▶ [Description of the task] Count up the lines in the following listing that hold the word "Exposure", then give only that count.

▶ [Data for this task]
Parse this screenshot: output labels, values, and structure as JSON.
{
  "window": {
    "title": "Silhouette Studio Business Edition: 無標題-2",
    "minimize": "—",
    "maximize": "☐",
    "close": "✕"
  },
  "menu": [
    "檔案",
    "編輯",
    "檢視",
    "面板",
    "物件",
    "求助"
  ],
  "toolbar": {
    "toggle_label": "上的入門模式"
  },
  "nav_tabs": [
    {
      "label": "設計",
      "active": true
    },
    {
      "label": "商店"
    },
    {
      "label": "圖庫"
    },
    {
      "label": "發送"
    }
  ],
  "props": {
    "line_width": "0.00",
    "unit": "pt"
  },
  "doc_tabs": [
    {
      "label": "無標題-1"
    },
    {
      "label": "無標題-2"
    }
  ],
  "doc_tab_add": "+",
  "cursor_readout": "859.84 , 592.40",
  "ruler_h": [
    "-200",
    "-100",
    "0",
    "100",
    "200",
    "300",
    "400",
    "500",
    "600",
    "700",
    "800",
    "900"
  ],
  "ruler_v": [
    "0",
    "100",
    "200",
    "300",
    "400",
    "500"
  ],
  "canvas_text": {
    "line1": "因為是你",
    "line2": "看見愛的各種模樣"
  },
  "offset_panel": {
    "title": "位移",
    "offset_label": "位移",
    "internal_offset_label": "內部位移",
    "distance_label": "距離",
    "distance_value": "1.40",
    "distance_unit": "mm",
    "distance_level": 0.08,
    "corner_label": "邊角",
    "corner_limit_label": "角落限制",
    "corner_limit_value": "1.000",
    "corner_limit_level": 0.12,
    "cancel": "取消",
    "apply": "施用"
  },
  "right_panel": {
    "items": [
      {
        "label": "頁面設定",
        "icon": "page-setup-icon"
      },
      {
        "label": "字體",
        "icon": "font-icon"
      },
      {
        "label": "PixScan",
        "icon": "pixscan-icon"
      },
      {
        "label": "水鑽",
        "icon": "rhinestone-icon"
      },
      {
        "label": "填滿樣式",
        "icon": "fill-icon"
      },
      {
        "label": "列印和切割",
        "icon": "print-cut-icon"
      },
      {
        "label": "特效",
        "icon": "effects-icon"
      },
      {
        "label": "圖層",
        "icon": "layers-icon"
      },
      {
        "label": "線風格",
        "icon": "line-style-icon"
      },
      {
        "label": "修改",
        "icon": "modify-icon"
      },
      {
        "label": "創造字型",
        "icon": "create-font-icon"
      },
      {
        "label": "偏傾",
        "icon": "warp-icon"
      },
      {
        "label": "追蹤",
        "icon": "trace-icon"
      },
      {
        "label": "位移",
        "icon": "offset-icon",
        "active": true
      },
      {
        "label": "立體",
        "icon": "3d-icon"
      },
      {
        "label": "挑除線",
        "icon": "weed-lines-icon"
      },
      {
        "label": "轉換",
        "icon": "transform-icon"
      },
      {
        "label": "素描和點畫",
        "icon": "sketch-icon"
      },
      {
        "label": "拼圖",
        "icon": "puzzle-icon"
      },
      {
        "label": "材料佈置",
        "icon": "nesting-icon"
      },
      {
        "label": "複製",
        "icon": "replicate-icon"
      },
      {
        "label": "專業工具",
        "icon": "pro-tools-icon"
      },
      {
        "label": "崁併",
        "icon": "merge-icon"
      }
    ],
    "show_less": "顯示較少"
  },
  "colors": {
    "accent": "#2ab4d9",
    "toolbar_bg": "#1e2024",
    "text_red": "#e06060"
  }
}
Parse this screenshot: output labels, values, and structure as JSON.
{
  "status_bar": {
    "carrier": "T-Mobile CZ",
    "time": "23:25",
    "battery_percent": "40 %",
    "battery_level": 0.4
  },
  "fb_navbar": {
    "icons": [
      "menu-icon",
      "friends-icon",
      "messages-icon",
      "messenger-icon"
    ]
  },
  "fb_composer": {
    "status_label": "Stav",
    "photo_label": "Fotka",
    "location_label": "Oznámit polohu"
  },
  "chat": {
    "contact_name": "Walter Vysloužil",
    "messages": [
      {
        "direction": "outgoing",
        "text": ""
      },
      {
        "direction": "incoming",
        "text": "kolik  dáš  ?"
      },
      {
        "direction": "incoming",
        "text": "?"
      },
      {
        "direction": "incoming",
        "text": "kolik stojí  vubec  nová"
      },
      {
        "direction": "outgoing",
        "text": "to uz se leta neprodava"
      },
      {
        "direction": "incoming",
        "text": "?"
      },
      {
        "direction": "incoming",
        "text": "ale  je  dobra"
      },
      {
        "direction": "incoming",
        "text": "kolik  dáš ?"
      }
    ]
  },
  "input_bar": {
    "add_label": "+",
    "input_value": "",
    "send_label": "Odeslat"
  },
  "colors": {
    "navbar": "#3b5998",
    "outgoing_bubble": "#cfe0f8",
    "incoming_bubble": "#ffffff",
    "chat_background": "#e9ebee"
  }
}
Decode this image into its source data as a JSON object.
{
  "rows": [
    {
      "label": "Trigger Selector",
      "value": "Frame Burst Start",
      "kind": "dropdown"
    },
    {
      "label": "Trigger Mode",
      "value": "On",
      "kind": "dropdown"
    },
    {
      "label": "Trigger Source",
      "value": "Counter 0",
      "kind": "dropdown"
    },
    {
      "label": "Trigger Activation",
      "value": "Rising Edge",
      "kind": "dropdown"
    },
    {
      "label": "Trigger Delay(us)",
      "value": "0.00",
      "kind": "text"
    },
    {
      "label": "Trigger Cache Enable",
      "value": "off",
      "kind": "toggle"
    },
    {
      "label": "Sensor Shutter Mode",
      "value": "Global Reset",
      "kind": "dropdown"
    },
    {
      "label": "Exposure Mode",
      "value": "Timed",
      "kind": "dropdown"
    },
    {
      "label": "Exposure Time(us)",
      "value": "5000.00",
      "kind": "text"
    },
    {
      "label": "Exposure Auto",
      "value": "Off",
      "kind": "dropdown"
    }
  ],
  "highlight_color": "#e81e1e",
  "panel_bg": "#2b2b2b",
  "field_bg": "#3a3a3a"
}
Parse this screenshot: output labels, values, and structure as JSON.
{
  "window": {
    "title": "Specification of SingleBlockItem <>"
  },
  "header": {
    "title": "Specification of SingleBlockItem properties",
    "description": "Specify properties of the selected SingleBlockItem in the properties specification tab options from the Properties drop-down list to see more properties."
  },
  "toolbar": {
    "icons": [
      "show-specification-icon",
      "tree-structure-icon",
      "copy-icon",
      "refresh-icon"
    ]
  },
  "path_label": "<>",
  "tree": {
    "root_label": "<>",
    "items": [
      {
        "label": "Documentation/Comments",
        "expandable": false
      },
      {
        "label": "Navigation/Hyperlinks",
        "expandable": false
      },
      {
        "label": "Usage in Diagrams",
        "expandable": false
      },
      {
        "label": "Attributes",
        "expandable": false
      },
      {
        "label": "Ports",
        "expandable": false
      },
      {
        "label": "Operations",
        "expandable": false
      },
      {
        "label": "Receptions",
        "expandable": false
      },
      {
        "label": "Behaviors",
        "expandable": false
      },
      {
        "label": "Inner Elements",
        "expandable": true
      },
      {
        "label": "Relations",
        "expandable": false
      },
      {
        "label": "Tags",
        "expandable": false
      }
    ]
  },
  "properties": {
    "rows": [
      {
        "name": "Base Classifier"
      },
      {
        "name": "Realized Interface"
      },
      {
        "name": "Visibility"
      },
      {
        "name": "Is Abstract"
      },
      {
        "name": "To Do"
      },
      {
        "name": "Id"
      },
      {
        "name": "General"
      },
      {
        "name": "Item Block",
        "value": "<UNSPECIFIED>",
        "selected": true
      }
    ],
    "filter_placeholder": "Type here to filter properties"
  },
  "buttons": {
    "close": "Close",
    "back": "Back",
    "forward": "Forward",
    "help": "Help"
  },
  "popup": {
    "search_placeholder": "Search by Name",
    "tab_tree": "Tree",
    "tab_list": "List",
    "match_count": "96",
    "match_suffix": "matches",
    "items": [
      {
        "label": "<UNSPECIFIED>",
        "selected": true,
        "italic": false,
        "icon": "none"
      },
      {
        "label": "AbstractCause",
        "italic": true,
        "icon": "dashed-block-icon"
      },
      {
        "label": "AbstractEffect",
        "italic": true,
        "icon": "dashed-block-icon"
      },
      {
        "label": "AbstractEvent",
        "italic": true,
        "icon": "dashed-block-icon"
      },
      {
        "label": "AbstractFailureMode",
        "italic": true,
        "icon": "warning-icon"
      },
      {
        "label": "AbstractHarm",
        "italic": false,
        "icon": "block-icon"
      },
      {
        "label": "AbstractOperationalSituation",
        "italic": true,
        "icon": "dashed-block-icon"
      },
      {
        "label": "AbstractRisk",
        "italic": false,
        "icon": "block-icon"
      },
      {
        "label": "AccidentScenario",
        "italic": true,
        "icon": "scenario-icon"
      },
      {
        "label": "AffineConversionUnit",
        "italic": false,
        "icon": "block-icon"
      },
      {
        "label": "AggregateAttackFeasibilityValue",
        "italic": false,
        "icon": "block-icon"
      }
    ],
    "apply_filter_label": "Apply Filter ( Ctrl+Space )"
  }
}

▶ [Response] 3